Prompt A: From the passage about past homes, extract the text verbatim, beginning at the words that have "We moved back" and stopping after "had lived there.".
Prompt B: In the passage about past homes, what two features did the rented duplex have?

Supplied passage:
We moved back here to this town in time for me to start fourth grade. It is the house that mom still lives in today. What I remember from the early years is that the house had been built in the first quarter of the century by a local craftsman who used no milled lumber. Every piece of the frame was hand adzed to size and shape and no two were the same. So when we remodeled it was an interesting type of do-it-your-self project. It was also full of mysterious things like a family bible from the old country in German, etc. Fortunately the next door neighbor knew a bit about the history and the family who had lived there.

Then I went away to college and lived in a dorm and then a frat house. On the way from college to graduate school, L and I got married and arrived in California to find no housing available for us due to a snafu. We eventually found an apartment in a complex after spending some time on a fellow grad students spare bunk bed set. The complex stands out for being painted in brown, brown, and more brown as was typical in California at the time. After a couple of years we rented a nice little duplex that had a private patio and a fireplace. It sat less than half a block from the green belt through the town and was a gorgeous place.

Given material:
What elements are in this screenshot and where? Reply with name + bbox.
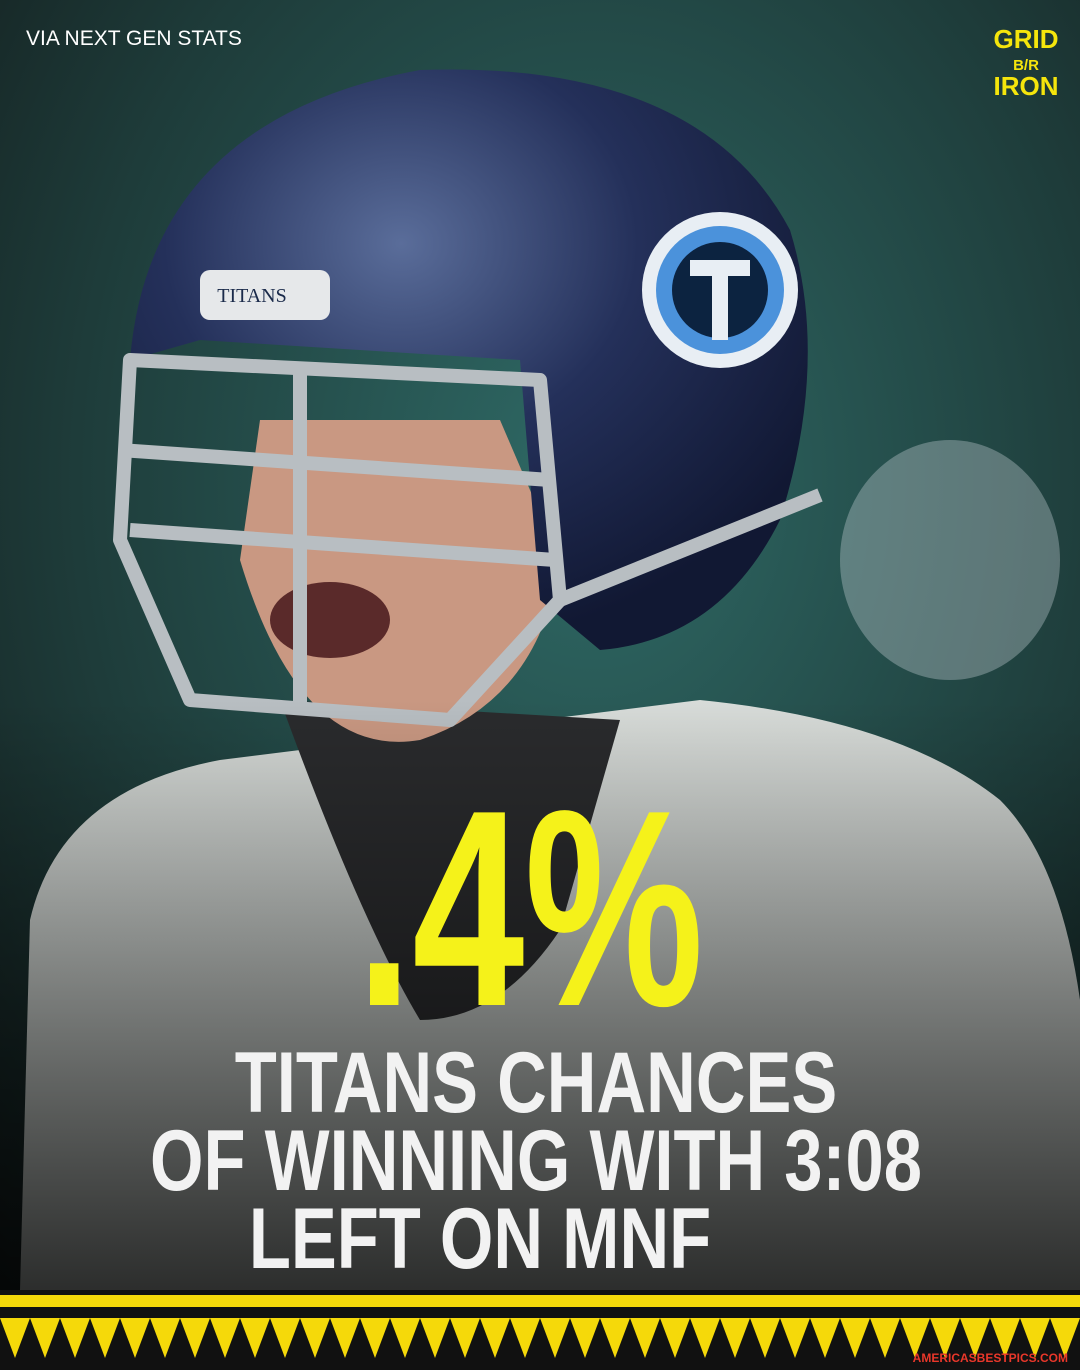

Written solution A:
We moved back here to this town in time for me to start fourth grade. It is the house that mom still lives in today. What I remember from the early years is that the house had been built in the first quarter of the century by a local craftsman who used no milled lumber. Every piece of the frame was hand adzed to size and shape and no two were the same. So when we remodeled it was an interesting type of do-it-your-self project. It was also full of mysterious things like a family bible from the old country in German, etc. Fortunately the next door neighbor knew a bit about the history and the family who had lived there.

Written solution B: A private patio and a fireplace.